### Description of the task
Find the lines containing the word "سورة" and copy every one of them.

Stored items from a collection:
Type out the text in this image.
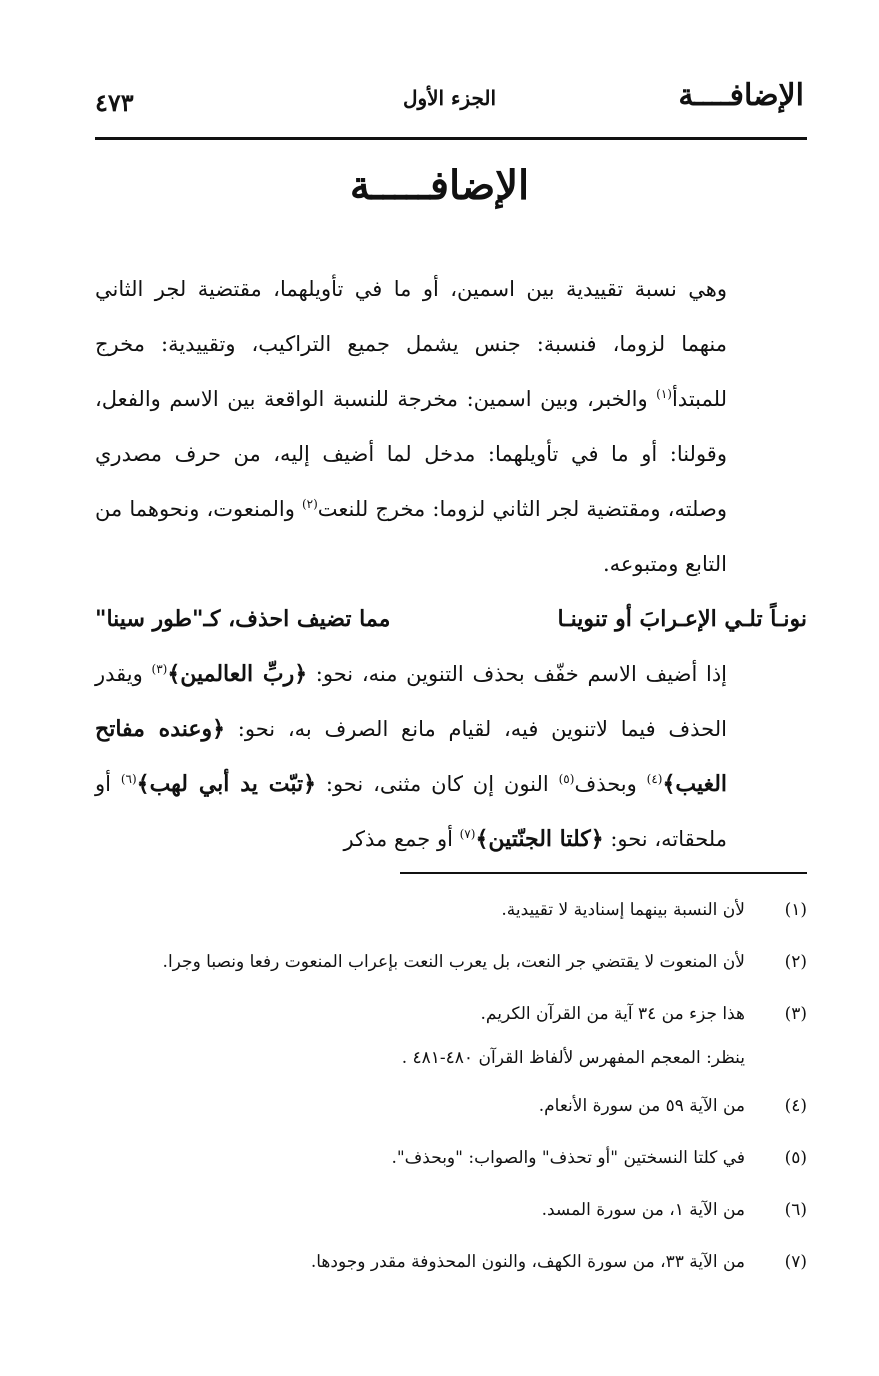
الإضافــــة
الجزء الأول
٤٧٣
الإضافـــــة

وهي نسبة تقييدية بين اسمين، أو ما في تأويلهما، مقتضية لجر الثاني منهما لزوما، فنسبة: جنس يشمل جميع التراكيب، وتقييدية: مخرج للمبتدأ$^{(١)}$ والخبر، وبين اسمين: مخرجة للنسبة الواقعة بين الاسم والفعل، وقولنا: أو ما في تأويلهما: مدخل لما أضيف إليه، من حرف مصدري وصلته، ومقتضية لجر الثاني لزوما: مخرج للنعت$^{(٢)}$ والمنعوت، ونحوهما من التابع ومتبوعه.

نونـاً تلـي الإعـرابَ أو تنوينـا
مما تضيف احذف، كـ"طور سينا"

إذا أضيف الاسم خفّف بحذف التنوين منه، نحو: ﴿ربِّ العالمين﴾$^{(٣)}$ ويقدر الحذف فيما لاتنوين فيه، لقيام مانع الصرف به، نحو: ﴿وعنده مفاتح الغيب﴾$^{(٤)}$ وبحذف$^{(٥)}$ النون إن كان مثنى، نحو: ﴿تبّت يد أبي لهب﴾$^{(٦)}$ أو ملحقاته، نحو: ﴿كلتا الجنّتين﴾$^{(٧)}$ أو جمع مذكر

(١)
لأن النسبة بينهما إسنادية لا تقييدية.
(٢)
لأن المنعوت لا يقتضي جر النعت، بل يعرب النعت بإعراب المنعوت رفعا ونصبا وجرا.
(٣)
هذا جزء من ٣٤ آية من القرآن الكريم.
ينظر: المعجم المفهرس لألفاظ القرآن ٤٨٠-٤٨١ .
(٤)
من الآية ٥٩ من سورة الأنعام.
(٥)
في كلتا النسختين "أو تحذف" والصواب: "وبحذف".
(٦)
من الآية ١، من سورة المسد.
(٧)
من الآية ٣٣، من سورة الكهف، والنون المحذوفة مقدر وجودها.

### Result below
من الآية ٥٩ من سورة الأنعام.
من الآية ١، من سورة المسد.
من الآية ٣٣، من سورة الكهف، والنون المحذوفة مقدر وجودها.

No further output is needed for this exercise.